▶ WHAT IS ASKED
Copy out the lines that include the word "document".

▶ GIVEN RECORDS
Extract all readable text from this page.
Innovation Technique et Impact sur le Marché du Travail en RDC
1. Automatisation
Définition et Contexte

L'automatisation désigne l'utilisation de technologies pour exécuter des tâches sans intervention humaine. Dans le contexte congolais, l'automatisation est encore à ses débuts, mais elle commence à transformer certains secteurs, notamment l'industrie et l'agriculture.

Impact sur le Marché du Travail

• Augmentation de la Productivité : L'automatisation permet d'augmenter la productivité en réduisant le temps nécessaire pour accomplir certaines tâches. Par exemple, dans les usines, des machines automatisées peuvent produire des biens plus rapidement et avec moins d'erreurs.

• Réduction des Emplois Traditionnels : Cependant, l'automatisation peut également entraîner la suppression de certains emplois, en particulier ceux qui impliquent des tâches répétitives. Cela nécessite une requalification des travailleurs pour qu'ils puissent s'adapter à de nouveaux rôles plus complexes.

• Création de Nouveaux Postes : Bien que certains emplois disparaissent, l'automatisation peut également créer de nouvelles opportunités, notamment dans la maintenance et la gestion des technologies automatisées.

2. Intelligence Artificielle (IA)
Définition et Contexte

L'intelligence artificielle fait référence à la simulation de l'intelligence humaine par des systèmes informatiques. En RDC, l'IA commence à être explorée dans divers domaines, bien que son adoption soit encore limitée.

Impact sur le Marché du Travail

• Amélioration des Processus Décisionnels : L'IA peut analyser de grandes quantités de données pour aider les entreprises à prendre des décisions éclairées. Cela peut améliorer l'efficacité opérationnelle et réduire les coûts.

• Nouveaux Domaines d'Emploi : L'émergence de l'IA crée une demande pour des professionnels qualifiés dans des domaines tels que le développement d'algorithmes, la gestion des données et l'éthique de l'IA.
* * *
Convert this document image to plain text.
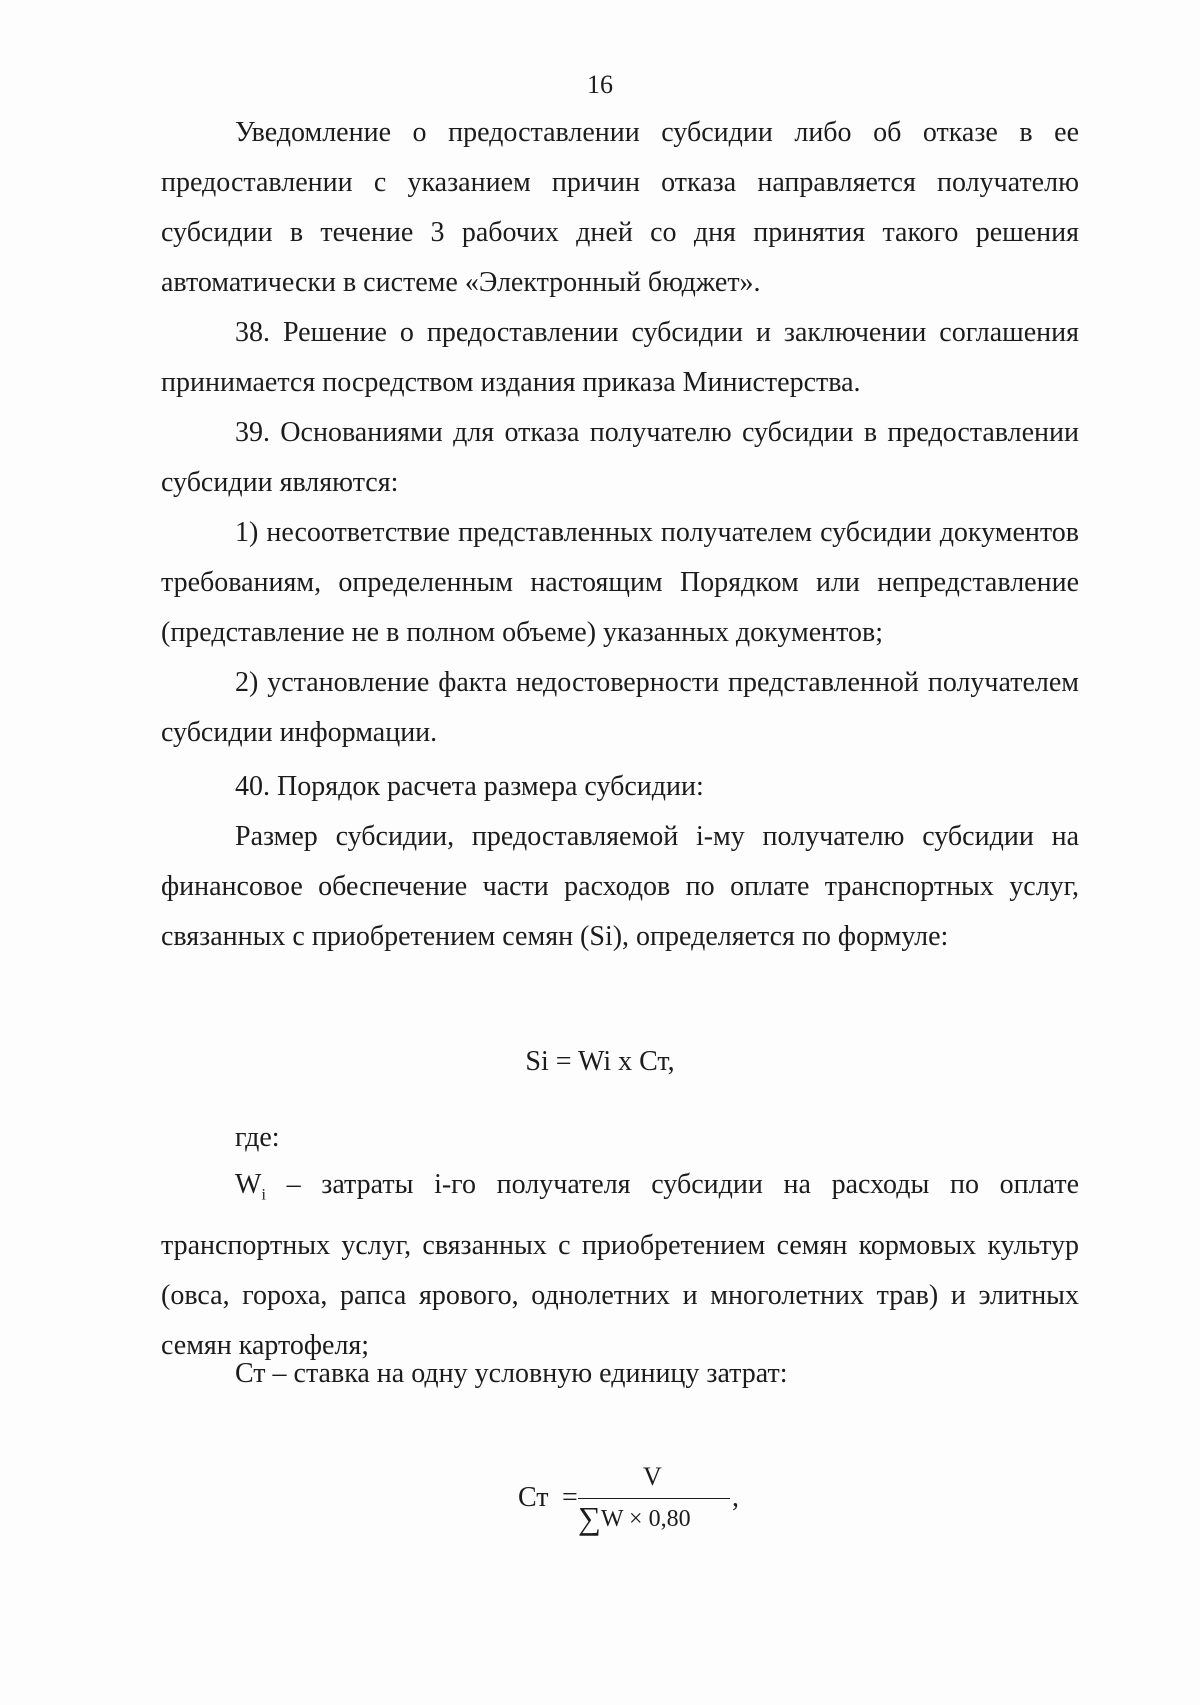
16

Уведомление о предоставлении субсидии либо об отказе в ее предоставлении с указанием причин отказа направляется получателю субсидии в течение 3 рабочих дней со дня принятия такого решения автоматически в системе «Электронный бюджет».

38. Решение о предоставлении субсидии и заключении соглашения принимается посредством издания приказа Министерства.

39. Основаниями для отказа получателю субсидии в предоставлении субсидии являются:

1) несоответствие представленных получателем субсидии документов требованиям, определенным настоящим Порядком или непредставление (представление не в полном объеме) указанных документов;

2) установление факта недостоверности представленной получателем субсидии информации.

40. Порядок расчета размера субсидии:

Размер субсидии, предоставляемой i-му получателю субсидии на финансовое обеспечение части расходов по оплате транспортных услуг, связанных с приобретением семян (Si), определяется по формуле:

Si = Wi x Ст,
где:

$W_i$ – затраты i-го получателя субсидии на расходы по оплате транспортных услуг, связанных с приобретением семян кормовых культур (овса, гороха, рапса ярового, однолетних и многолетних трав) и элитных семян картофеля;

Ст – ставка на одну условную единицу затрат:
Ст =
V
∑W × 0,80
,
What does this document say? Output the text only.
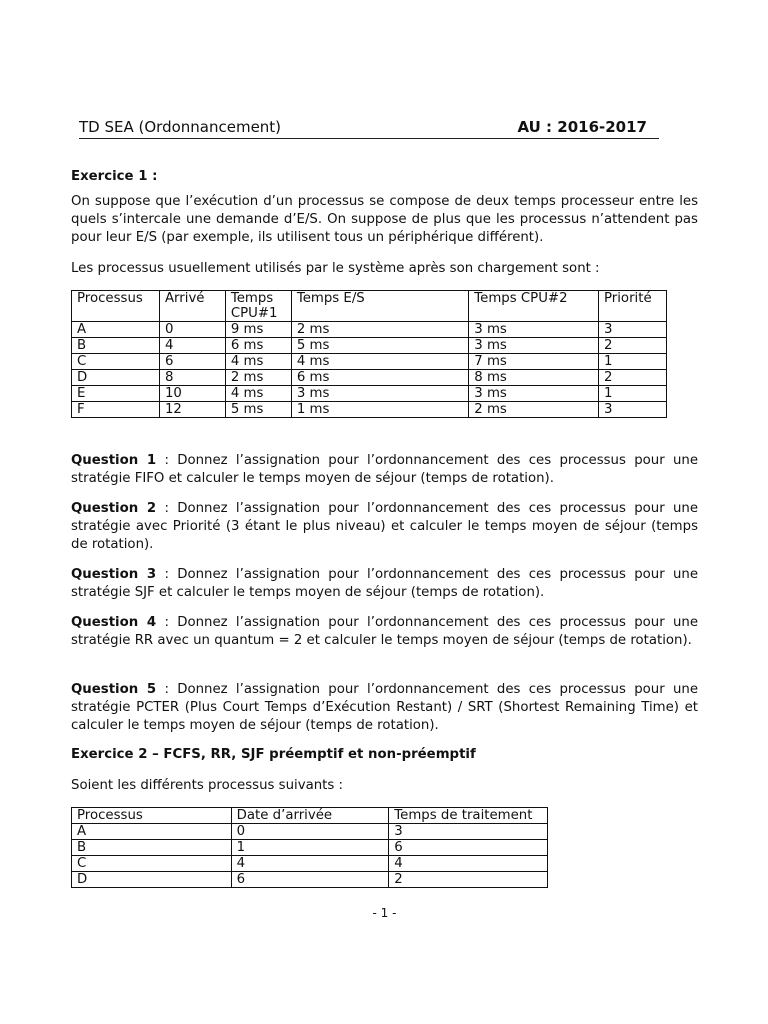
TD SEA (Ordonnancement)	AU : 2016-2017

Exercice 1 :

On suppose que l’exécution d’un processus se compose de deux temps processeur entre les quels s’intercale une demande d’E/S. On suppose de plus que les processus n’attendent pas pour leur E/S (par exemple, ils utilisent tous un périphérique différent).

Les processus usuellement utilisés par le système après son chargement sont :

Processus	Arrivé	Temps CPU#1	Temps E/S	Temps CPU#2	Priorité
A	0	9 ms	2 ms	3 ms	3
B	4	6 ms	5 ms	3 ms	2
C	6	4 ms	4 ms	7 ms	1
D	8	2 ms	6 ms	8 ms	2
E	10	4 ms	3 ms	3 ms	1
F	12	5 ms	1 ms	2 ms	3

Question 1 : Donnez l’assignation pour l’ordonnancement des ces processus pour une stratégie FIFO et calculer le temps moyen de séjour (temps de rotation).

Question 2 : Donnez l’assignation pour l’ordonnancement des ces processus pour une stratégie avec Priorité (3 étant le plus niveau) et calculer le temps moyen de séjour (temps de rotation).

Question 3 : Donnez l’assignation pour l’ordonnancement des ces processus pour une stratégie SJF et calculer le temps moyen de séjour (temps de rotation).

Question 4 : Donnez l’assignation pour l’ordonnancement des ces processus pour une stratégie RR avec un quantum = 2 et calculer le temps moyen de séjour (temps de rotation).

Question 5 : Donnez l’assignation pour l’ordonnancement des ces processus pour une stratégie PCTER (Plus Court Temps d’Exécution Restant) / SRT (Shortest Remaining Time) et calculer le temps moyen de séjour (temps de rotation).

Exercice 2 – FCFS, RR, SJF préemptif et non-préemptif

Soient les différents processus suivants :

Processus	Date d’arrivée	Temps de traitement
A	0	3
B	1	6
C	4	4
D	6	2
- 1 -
* * *
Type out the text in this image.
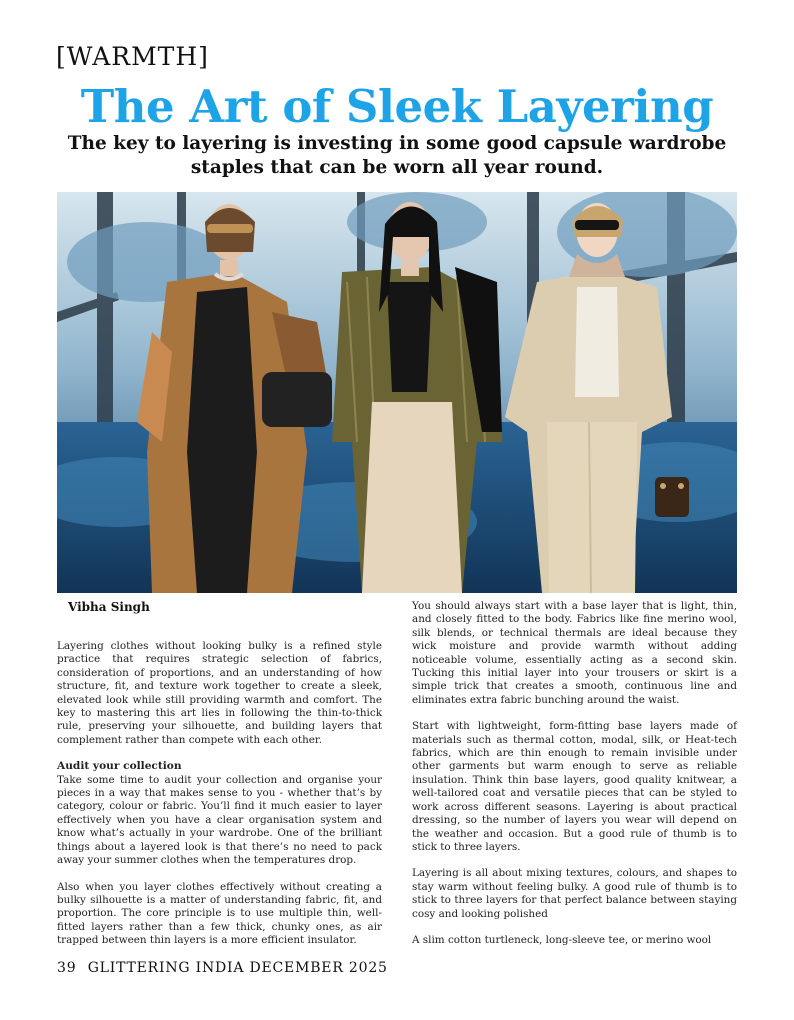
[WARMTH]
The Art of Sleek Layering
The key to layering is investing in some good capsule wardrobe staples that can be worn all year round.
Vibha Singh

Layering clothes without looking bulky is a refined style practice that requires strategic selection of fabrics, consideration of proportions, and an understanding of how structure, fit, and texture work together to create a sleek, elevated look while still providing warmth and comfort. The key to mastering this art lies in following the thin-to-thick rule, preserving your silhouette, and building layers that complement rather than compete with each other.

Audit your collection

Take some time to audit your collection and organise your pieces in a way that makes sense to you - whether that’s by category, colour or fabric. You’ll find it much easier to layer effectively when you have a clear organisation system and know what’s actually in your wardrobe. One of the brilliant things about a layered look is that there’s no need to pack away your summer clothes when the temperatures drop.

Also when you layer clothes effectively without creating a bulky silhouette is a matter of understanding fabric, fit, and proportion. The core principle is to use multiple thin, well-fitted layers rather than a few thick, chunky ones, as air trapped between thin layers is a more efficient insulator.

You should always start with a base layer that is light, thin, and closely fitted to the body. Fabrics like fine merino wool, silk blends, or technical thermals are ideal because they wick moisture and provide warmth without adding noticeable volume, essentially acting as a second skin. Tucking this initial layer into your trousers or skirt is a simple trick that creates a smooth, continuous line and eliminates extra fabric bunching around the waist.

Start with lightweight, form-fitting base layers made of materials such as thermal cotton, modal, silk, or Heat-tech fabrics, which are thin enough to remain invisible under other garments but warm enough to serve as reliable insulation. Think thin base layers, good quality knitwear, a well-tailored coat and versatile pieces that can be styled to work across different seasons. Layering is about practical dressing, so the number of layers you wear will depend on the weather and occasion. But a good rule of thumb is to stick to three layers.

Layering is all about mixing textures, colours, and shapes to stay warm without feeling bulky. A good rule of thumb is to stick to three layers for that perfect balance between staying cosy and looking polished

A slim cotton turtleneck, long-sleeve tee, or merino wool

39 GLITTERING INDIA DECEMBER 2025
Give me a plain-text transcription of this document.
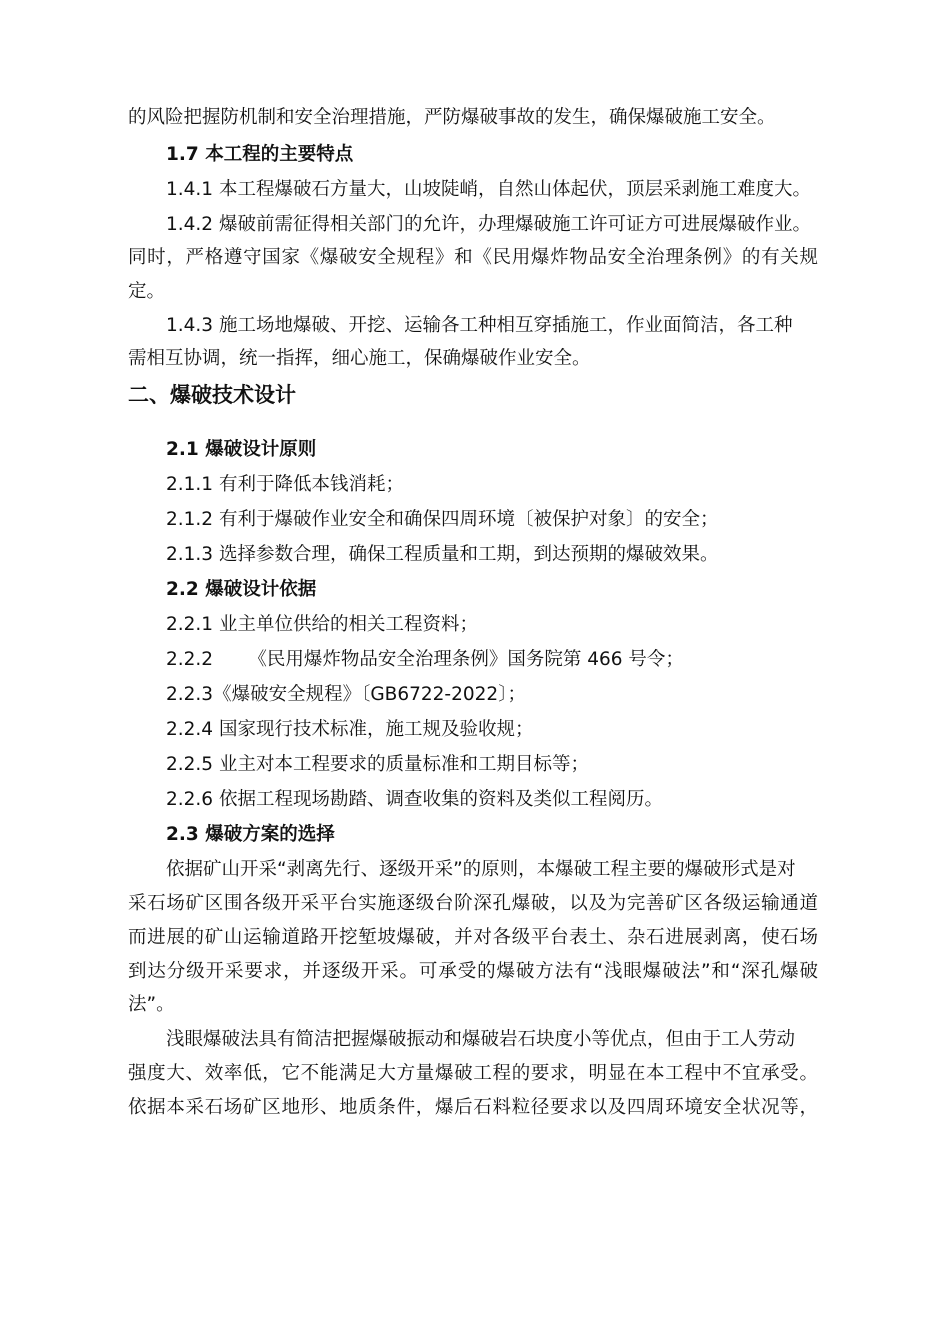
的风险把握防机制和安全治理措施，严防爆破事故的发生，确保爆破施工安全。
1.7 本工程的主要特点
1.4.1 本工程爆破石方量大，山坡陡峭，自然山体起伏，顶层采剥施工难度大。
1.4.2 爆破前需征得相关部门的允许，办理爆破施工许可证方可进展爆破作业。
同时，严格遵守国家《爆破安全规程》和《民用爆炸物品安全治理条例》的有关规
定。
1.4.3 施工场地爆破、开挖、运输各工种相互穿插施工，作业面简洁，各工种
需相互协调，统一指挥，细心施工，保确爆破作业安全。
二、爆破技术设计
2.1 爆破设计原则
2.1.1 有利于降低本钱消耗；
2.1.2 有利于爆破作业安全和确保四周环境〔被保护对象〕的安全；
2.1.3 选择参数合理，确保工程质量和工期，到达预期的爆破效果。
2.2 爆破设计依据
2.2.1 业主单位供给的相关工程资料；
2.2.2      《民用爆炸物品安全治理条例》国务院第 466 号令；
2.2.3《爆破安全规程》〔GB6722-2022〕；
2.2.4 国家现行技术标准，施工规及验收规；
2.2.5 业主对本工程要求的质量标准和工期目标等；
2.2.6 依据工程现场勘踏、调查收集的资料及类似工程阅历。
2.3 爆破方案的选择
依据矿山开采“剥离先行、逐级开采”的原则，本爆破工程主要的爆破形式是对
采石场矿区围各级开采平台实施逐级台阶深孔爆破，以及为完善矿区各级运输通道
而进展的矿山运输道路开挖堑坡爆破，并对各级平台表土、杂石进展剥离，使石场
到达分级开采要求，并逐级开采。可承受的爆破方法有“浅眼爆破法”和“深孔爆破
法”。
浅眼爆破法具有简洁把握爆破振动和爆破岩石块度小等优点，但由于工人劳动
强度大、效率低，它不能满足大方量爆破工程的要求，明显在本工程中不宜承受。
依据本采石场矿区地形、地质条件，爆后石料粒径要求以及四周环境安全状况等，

▶ OUTPUT FOR THIS EXERCISE
Convert this document image to plain text.
What does this document say? Output the text only.
Give me a plain-text transcription of this document.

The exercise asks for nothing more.